▶ **Exercise directions**:
State only how many lines below include the string "avrdude".

▶ **Task material**:
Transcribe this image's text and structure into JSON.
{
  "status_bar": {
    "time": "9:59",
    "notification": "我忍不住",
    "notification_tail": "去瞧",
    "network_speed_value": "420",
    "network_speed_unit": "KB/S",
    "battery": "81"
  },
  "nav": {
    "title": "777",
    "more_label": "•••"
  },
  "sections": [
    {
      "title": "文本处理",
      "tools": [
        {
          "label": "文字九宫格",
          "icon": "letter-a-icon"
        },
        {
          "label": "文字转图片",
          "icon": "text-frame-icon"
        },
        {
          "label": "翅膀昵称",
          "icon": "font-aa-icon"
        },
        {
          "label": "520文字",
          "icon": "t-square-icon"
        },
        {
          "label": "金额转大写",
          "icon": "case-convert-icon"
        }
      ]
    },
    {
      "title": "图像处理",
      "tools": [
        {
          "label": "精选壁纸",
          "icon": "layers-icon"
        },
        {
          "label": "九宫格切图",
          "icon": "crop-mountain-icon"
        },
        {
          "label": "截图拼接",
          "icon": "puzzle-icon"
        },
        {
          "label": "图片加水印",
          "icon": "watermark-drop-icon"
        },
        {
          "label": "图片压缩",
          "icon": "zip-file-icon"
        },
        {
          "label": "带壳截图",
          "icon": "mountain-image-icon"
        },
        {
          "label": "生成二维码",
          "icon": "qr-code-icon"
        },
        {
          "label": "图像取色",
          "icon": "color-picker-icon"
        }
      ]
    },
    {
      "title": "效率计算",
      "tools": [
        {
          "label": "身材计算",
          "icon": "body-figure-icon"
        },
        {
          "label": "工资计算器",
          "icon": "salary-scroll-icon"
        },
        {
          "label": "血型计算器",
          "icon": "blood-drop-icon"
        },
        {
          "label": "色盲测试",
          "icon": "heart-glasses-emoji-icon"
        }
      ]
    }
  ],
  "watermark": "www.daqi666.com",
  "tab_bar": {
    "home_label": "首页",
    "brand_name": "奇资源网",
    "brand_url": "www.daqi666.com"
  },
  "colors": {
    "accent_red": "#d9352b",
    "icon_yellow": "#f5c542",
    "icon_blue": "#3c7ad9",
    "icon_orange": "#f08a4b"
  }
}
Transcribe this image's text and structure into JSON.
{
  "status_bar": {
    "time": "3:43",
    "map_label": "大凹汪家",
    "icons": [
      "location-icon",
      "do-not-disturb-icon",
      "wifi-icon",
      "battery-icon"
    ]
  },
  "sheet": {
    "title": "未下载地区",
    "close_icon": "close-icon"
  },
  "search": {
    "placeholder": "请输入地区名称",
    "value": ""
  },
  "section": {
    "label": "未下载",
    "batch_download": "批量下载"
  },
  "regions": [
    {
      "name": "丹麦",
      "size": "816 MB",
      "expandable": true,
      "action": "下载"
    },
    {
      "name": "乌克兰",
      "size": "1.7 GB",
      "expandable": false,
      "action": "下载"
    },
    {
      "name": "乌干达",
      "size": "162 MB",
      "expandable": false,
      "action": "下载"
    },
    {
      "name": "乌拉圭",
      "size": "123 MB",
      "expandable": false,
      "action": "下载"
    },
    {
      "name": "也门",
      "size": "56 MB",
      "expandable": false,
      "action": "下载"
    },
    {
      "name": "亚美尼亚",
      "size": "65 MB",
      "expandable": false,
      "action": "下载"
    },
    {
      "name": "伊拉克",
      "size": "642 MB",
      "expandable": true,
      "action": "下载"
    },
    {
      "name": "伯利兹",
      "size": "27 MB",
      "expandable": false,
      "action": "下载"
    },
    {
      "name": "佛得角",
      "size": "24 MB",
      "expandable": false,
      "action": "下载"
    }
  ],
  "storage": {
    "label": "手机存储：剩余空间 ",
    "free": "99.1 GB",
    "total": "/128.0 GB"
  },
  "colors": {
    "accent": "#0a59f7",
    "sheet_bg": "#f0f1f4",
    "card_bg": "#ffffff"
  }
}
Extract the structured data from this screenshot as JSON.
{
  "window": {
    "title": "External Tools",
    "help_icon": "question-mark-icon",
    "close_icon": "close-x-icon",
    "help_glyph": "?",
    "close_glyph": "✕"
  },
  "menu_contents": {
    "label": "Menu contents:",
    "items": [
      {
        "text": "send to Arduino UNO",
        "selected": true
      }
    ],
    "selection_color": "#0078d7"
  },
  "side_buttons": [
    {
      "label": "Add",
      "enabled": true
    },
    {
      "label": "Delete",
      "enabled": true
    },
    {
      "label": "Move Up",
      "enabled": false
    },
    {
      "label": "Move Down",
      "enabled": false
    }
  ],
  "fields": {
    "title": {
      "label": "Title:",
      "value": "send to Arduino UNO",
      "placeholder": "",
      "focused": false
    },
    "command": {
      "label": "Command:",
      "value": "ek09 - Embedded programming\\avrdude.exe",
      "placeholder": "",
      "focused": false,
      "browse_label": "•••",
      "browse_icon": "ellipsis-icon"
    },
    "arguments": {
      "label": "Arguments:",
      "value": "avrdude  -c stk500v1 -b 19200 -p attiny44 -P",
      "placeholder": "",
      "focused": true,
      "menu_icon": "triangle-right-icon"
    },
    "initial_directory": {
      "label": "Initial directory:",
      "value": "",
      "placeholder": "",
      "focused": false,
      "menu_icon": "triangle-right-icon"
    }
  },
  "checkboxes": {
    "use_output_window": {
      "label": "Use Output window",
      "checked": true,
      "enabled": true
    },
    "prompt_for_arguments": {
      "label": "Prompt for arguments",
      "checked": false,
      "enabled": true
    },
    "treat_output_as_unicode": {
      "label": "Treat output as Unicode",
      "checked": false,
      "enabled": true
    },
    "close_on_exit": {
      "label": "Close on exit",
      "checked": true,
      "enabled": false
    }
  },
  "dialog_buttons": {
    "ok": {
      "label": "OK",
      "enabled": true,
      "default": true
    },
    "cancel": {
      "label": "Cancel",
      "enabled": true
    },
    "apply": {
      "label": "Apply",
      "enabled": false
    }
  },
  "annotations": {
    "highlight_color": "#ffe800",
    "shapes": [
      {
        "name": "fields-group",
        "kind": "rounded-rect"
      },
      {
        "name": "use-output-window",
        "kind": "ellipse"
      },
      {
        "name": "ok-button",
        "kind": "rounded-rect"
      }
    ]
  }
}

* * *

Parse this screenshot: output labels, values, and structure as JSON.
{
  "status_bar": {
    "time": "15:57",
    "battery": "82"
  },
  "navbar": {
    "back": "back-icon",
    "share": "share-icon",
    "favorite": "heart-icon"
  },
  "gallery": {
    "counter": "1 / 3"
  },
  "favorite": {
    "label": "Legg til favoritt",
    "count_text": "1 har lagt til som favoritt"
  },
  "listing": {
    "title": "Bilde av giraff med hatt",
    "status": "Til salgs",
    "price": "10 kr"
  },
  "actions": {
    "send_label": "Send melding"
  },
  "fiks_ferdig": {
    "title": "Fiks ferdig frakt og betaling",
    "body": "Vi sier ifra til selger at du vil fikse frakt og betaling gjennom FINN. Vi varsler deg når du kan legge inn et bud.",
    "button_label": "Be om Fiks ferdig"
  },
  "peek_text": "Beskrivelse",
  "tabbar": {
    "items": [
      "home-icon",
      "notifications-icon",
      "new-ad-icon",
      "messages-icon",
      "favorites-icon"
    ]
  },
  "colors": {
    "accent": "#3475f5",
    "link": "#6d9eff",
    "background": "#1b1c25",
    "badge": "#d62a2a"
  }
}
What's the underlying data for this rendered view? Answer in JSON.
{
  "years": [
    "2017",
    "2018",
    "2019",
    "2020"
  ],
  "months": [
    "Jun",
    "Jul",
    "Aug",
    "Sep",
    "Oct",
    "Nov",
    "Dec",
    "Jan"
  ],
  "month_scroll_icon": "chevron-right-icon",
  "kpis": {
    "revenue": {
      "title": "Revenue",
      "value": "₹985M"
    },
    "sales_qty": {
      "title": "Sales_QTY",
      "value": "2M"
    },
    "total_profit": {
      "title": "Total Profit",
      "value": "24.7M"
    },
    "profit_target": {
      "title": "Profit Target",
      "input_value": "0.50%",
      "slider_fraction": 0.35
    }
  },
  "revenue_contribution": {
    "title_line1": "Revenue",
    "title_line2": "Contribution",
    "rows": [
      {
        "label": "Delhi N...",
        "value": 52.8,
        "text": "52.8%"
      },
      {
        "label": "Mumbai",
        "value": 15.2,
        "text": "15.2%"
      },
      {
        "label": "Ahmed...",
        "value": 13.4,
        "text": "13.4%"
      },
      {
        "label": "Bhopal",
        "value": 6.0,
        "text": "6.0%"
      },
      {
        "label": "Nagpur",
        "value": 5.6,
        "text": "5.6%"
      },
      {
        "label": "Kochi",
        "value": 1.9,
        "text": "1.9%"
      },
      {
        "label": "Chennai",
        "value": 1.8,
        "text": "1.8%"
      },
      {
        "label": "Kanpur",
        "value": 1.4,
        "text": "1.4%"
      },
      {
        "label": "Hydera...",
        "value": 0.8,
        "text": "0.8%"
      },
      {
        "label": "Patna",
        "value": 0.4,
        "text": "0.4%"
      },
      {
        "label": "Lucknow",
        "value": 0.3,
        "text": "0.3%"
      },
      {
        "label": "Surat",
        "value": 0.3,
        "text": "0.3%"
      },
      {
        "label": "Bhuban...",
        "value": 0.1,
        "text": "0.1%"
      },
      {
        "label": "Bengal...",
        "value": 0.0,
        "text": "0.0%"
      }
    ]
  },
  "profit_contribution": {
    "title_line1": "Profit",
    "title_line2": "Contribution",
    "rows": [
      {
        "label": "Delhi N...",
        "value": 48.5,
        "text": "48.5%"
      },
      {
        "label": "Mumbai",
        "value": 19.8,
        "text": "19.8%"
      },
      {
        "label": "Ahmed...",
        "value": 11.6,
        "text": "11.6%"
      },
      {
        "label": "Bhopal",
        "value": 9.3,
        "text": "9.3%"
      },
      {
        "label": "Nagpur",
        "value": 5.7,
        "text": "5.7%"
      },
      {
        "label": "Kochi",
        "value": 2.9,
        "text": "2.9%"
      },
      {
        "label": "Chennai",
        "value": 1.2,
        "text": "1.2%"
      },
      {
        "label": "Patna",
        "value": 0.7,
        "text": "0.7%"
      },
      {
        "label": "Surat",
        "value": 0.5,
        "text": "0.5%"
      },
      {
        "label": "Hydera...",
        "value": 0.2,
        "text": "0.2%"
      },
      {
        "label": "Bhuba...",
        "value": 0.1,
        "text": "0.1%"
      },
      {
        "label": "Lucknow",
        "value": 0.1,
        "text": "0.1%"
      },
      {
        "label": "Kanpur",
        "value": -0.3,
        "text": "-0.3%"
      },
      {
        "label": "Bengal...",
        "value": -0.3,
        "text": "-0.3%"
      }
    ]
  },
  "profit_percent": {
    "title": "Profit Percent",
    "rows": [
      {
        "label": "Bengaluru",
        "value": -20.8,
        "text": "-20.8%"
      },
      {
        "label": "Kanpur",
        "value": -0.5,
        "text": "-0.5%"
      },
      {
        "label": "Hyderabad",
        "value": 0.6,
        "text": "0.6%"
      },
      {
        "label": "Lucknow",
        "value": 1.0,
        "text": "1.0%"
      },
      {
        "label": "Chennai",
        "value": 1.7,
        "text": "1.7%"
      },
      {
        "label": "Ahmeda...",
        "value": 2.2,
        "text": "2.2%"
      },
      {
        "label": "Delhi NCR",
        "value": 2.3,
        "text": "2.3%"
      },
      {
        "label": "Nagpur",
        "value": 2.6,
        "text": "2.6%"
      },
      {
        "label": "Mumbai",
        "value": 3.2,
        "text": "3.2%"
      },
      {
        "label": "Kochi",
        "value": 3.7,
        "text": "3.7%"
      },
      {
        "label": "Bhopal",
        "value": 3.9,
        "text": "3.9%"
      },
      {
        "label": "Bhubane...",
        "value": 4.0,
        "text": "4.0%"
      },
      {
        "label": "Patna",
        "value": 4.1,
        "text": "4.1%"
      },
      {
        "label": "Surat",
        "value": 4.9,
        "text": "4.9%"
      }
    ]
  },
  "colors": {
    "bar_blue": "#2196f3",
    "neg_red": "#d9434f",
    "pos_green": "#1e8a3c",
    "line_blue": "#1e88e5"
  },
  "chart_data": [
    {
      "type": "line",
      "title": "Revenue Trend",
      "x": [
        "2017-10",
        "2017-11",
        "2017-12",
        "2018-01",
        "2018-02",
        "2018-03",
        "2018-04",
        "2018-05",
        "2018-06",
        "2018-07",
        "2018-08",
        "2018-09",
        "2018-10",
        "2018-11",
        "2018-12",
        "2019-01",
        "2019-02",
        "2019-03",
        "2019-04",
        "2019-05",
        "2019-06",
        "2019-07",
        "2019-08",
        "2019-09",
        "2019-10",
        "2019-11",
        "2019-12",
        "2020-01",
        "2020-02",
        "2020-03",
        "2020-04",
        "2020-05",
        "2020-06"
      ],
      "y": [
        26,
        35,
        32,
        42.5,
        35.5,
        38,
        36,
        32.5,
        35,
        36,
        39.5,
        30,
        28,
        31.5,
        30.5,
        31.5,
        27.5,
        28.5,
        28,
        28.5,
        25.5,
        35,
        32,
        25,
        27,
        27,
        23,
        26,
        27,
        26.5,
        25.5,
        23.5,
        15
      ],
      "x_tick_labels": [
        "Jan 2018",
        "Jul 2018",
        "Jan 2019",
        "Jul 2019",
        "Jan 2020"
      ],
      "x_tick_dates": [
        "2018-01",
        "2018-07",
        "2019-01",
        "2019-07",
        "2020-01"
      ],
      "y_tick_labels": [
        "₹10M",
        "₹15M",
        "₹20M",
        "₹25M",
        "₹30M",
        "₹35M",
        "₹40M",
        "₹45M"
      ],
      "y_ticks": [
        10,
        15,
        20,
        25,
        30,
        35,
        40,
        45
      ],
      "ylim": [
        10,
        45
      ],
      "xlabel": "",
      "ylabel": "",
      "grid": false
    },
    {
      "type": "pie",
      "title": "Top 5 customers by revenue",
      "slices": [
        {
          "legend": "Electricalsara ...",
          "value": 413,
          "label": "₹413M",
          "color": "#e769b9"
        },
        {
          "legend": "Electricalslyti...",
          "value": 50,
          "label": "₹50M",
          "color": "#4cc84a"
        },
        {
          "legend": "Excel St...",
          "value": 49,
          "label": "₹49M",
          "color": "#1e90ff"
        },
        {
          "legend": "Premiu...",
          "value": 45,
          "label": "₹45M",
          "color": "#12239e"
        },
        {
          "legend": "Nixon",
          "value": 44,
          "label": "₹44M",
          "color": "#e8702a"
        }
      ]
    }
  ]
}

---

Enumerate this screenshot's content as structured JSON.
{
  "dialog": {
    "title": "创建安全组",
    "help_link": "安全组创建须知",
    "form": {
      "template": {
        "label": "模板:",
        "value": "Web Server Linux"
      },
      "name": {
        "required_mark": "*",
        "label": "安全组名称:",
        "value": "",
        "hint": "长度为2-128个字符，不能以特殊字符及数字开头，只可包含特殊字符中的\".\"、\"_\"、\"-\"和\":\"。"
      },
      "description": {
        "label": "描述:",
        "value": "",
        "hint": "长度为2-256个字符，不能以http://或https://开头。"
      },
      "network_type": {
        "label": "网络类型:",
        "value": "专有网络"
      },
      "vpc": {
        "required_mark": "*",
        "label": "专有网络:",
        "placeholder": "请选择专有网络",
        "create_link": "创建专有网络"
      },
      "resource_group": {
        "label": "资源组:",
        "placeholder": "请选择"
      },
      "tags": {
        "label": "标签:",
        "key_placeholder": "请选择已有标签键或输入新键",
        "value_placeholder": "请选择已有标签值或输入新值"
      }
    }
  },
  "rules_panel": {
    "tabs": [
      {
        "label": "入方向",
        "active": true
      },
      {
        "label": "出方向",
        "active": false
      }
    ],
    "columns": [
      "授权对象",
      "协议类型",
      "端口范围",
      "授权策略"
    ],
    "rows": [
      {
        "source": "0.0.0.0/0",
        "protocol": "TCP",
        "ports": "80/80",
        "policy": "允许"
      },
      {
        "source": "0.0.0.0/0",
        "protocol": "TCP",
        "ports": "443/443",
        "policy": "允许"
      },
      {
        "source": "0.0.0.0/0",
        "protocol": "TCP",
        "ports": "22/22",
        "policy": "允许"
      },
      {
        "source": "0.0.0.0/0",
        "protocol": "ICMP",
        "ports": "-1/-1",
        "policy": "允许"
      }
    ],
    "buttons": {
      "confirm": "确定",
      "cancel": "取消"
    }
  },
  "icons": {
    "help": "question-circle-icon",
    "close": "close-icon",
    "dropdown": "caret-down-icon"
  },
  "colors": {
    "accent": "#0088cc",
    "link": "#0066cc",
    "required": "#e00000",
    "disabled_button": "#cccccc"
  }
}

▶ **Solved exercise**:
2